**EXERCISE DIRECTIONS**
Return the records word for word. Any pictures in them are not part of the copy.

(Data records)
╔══
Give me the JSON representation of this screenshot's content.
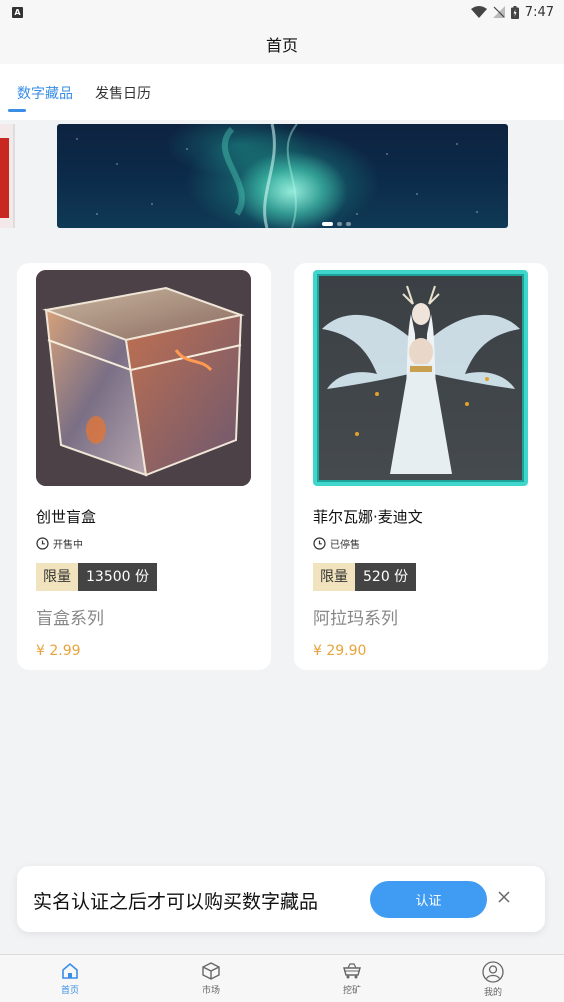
{
  "status_bar": {
    "time": "7:47",
    "notification_icon_text": "A"
  },
  "header": {
    "title": "首页"
  },
  "tabs": [
    {
      "label": "数字藏品",
      "active": true
    },
    {
      "label": "发售日历",
      "active": false
    }
  ],
  "products": [
    {
      "title": "创世盲盒",
      "status": "开售中",
      "limit_label": "限量",
      "limit_count": "13500 份",
      "series": "盲盒系列",
      "price": "¥ 2.99"
    },
    {
      "title": "菲尔瓦娜·麦迪文",
      "status": "已停售",
      "limit_label": "限量",
      "limit_count": "520 份",
      "series": "阿拉玛系列",
      "price": "¥ 29.90"
    }
  ],
  "toast": {
    "message": "实名认证之后才可以购买数字藏品",
    "button_label": "认证"
  },
  "bottom_nav": [
    {
      "label": "首页",
      "icon": "home-icon",
      "active": true
    },
    {
      "label": "市场",
      "icon": "cube-icon",
      "active": false
    },
    {
      "label": "挖矿",
      "icon": "mining-cart-icon",
      "active": false
    },
    {
      "label": "我的",
      "icon": "user-icon",
      "active": false
    }
  ],
  "colors": {
    "accent": "#3a8ee6",
    "price": "#e8a33b",
    "button": "#3f9cf2"
  }
}
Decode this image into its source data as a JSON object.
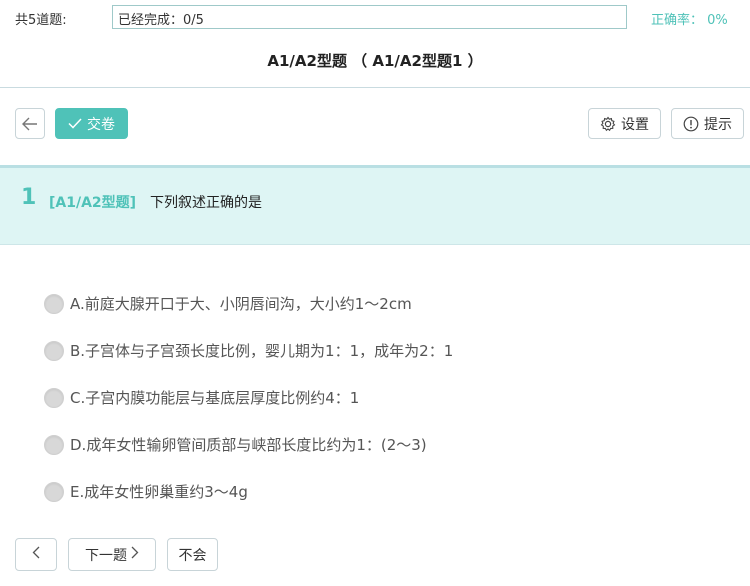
{
  "header": {
    "total_label": "共5道题:",
    "progress_text": "已经完成：0/5",
    "progress_fraction": 0,
    "accuracy_label": "正确率：",
    "accuracy_value": "0%"
  },
  "page_title": "A1/A2型题 （ A1/A2型题1 ）",
  "toolbar": {
    "submit_label": "交卷",
    "settings_label": "设置",
    "hint_label": "提示"
  },
  "question": {
    "number": "1",
    "type": "[A1/A2型题]",
    "text": "下列叙述正确的是"
  },
  "options": [
    {
      "label": "A.前庭大腺开口于大、小阴唇间沟，大小约1～2cm"
    },
    {
      "label": "B.子宫体与子宫颈长度比例，婴儿期为1：1，成年为2：1"
    },
    {
      "label": "C.子宫内膜功能层与基底层厚度比例约4：1"
    },
    {
      "label": "D.成年女性输卵管间质部与峡部长度比约为1：(2～3)"
    },
    {
      "label": "E.成年女性卵巢重约3～4g"
    }
  ],
  "footer": {
    "next_label": "下一题",
    "skip_label": "不会"
  },
  "colors": {
    "accent": "#4fc2b8",
    "question_bg": "#def5f4"
  }
}
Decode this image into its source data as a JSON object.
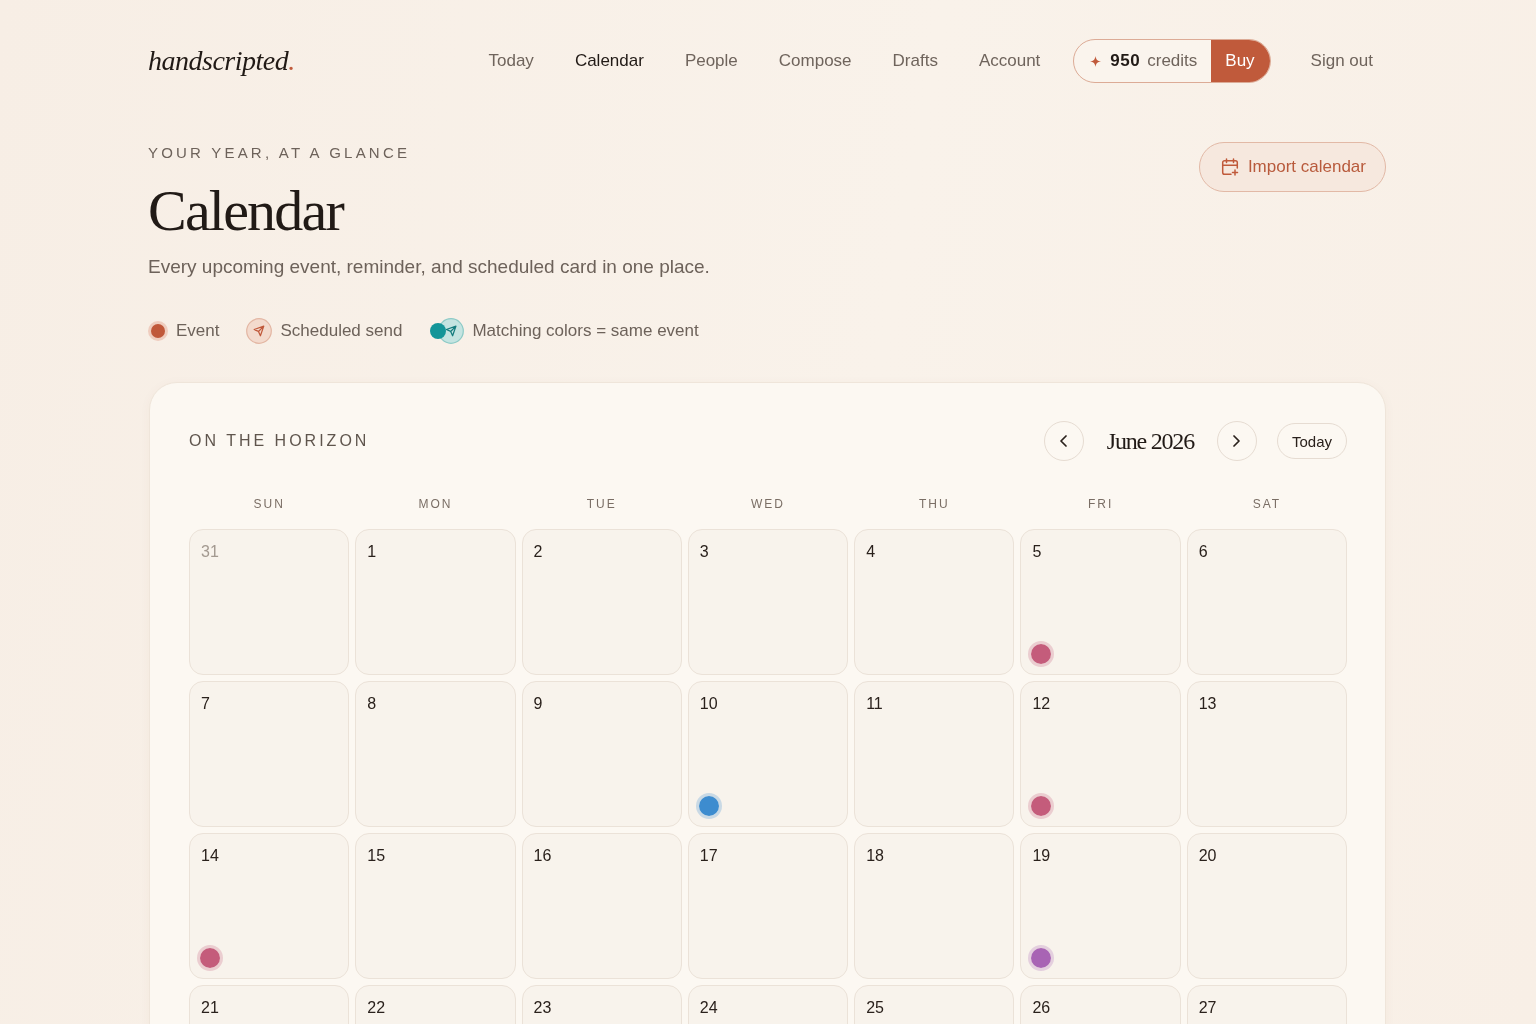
{
  "header": {
    "logo": {
      "text": "handscripted",
      "accent": "."
    },
    "nav": [
      {
        "label": "Today",
        "selected": false
      },
      {
        "label": "Calendar",
        "selected": true
      },
      {
        "label": "People",
        "selected": false
      },
      {
        "label": "Compose",
        "selected": false
      },
      {
        "label": "Drafts",
        "selected": false
      },
      {
        "label": "Account",
        "selected": false
      }
    ],
    "credits": {
      "amount": "950",
      "unit": "credits",
      "buy_label": "Buy"
    },
    "sign_out": "Sign out"
  },
  "hero": {
    "eyebrow": "YOUR YEAR, AT A GLANCE",
    "title": "Calendar",
    "subtitle": "Every upcoming event, reminder, and scheduled card in one place.",
    "import_button": "Import calendar"
  },
  "legend": [
    {
      "kind": "event",
      "label": "Event"
    },
    {
      "kind": "scheduled",
      "label": "Scheduled send"
    },
    {
      "kind": "matching",
      "label": "Matching colors = same event"
    }
  ],
  "calendar": {
    "eyebrow": "ON THE HORIZON",
    "month": "June 2026",
    "today_button": "Today",
    "weekdays": [
      "SUN",
      "MON",
      "TUE",
      "WED",
      "THU",
      "FRI",
      "SAT"
    ],
    "days": [
      {
        "date": "31",
        "outside_month": true
      },
      {
        "date": "1",
        "outside_month": false
      },
      {
        "date": "2",
        "outside_month": false
      },
      {
        "date": "3",
        "outside_month": false
      },
      {
        "date": "4",
        "outside_month": false
      },
      {
        "date": "5",
        "outside_month": false,
        "events": [
          {
            "color": "#c45c7b"
          }
        ]
      },
      {
        "date": "6",
        "outside_month": false
      },
      {
        "date": "7",
        "outside_month": false
      },
      {
        "date": "8",
        "outside_month": false
      },
      {
        "date": "9",
        "outside_month": false
      },
      {
        "date": "10",
        "outside_month": false,
        "events": [
          {
            "color": "#3d8ccf"
          }
        ]
      },
      {
        "date": "11",
        "outside_month": false
      },
      {
        "date": "12",
        "outside_month": false,
        "events": [
          {
            "color": "#c45c7b"
          }
        ]
      },
      {
        "date": "13",
        "outside_month": false
      },
      {
        "date": "14",
        "outside_month": false,
        "events": [
          {
            "color": "#c45c7b"
          }
        ]
      },
      {
        "date": "15",
        "outside_month": false
      },
      {
        "date": "16",
        "outside_month": false
      },
      {
        "date": "17",
        "outside_month": false
      },
      {
        "date": "18",
        "outside_month": false
      },
      {
        "date": "19",
        "outside_month": false,
        "events": [
          {
            "color": "#a864b4"
          }
        ]
      },
      {
        "date": "20",
        "outside_month": false
      },
      {
        "date": "21",
        "outside_month": false
      },
      {
        "date": "22",
        "outside_month": false
      },
      {
        "date": "23",
        "outside_month": false
      },
      {
        "date": "24",
        "outside_month": false
      },
      {
        "date": "25",
        "outside_month": false
      },
      {
        "date": "26",
        "outside_month": false
      },
      {
        "date": "27",
        "outside_month": false
      }
    ]
  }
}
╚══
**EXERCISE ANSWER**
Give me the JSON representation of this screenshot's content.
{
  "status_bar": {
    "time": "7:47",
    "notification_icon_text": "A"
  },
  "header": {
    "title": "首页"
  },
  "tabs": [
    {
      "label": "数字藏品",
      "active": true
    },
    {
      "label": "发售日历",
      "active": false
    }
  ],
  "products": [
    {
      "title": "创世盲盒",
      "status": "开售中",
      "limit_label": "限量",
      "limit_count": "13500 份",
      "series": "盲盒系列",
      "price": "¥ 2.99"
    },
    {
      "title": "菲尔瓦娜·麦迪文",
      "status": "已停售",
      "limit_label": "限量",
      "limit_count": "520 份",
      "series": "阿拉玛系列",
      "price": "¥ 29.90"
    }
  ],
  "toast": {
    "message": "实名认证之后才可以购买数字藏品",
    "button_label": "认证"
  },
  "bottom_nav": [
    {
      "label": "首页",
      "icon": "home-icon",
      "active": true
    },
    {
      "label": "市场",
      "icon": "cube-icon",
      "active": false
    },
    {
      "label": "挖矿",
      "icon": "mining-cart-icon",
      "active": false
    },
    {
      "label": "我的",
      "icon": "user-icon",
      "active": false
    }
  ],
  "colors": {
    "accent": "#3a8ee6",
    "price": "#e8a33b",
    "button": "#3f9cf2"
  }
}
Decode this image into its source data as a JSON object.
{
  "header": {
    "total_label": "共5道题:",
    "progress_text": "已经完成：0/5",
    "progress_fraction": 0,
    "accuracy_label": "正确率：",
    "accuracy_value": "0%"
  },
  "page_title": "A1/A2型题 （ A1/A2型题1 ）",
  "toolbar": {
    "submit_label": "交卷",
    "settings_label": "设置",
    "hint_label": "提示"
  },
  "question": {
    "number": "1",
    "type": "[A1/A2型题]",
    "text": "下列叙述正确的是"
  },
  "options": [
    {
      "label": "A.前庭大腺开口于大、小阴唇间沟，大小约1～2cm"
    },
    {
      "label": "B.子宫体与子宫颈长度比例，婴儿期为1：1，成年为2：1"
    },
    {
      "label": "C.子宫内膜功能层与基底层厚度比例约4：1"
    },
    {
      "label": "D.成年女性输卵管间质部与峡部长度比约为1：(2～3)"
    },
    {
      "label": "E.成年女性卵巢重约3～4g"
    }
  ],
  "footer": {
    "next_label": "下一题",
    "skip_label": "不会"
  },
  "colors": {
    "accent": "#4fc2b8",
    "question_bg": "#def5f4"
  }
}
Decode this image into its source data as a JSON object.
{
  "header": {
    "logo": {
      "text": "handscripted",
      "accent": "."
    },
    "nav": [
      {
        "label": "Today",
        "selected": false
      },
      {
        "label": "Calendar",
        "selected": true
      },
      {
        "label": "People",
        "selected": false
      },
      {
        "label": "Compose",
        "selected": false
      },
      {
        "label": "Drafts",
        "selected": false
      },
      {
        "label": "Account",
        "selected": false
      }
    ],
    "credits": {
      "amount": "950",
      "unit": "credits",
      "buy_label": "Buy"
    },
    "sign_out": "Sign out"
  },
  "hero": {
    "eyebrow": "YOUR YEAR, AT A GLANCE",
    "title": "Calendar",
    "subtitle": "Every upcoming event, reminder, and scheduled card in one place.",
    "import_button": "Import calendar"
  },
  "legend": [
    {
      "kind": "event",
      "label": "Event"
    },
    {
      "kind": "scheduled",
      "label": "Scheduled send"
    },
    {
      "kind": "matching",
      "label": "Matching colors = same event"
    }
  ],
  "calendar": {
    "eyebrow": "ON THE HORIZON",
    "month": "June 2026",
    "today_button": "Today",
    "weekdays": [
      "SUN",
      "MON",
      "TUE",
      "WED",
      "THU",
      "FRI",
      "SAT"
    ],
    "days": [
      {
        "date": "31",
        "outside_month": true
      },
      {
        "date": "1",
        "outside_month": false
      },
      {
        "date": "2",
        "outside_month": false
      },
      {
        "date": "3",
        "outside_month": false
      },
      {
        "date": "4",
        "outside_month": false
      },
      {
        "date": "5",
        "outside_month": false,
        "events": [
          {
            "color": "#c45c7b"
          }
        ]
      },
      {
        "date": "6",
        "outside_month": false
      },
      {
        "date": "7",
        "outside_month": false
      },
      {
        "date": "8",
        "outside_month": false
      },
      {
        "date": "9",
        "outside_month": false
      },
      {
        "date": "10",
        "outside_month": false,
        "events": [
          {
            "color": "#3d8ccf"
          }
        ]
      },
      {
        "date": "11",
        "outside_month": false
      },
      {
        "date": "12",
        "outside_month": false,
        "events": [
          {
            "color": "#c45c7b"
          }
        ]
      },
      {
        "date": "13",
        "outside_month": false
      },
      {
        "date": "14",
        "outside_month": false,
        "events": [
          {
            "color": "#c45c7b"
          }
        ]
      },
      {
        "date": "15",
        "outside_month": false
      },
      {
        "date": "16",
        "outside_month": false
      },
      {
        "date": "17",
        "outside_month": false
      },
      {
        "date": "18",
        "outside_month": false
      },
      {
        "date": "19",
        "outside_month": false,
        "events": [
          {
            "color": "#a864b4"
          }
        ]
      },
      {
        "date": "20",
        "outside_month": false
      },
      {
        "date": "21",
        "outside_month": false
      },
      {
        "date": "22",
        "outside_month": false
      },
      {
        "date": "23",
        "outside_month": false
      },
      {
        "date": "24",
        "outside_month": false
      },
      {
        "date": "25",
        "outside_month": false
      },
      {
        "date": "26",
        "outside_month": false
      },
      {
        "date": "27",
        "outside_month": false
      }
    ]
  }
}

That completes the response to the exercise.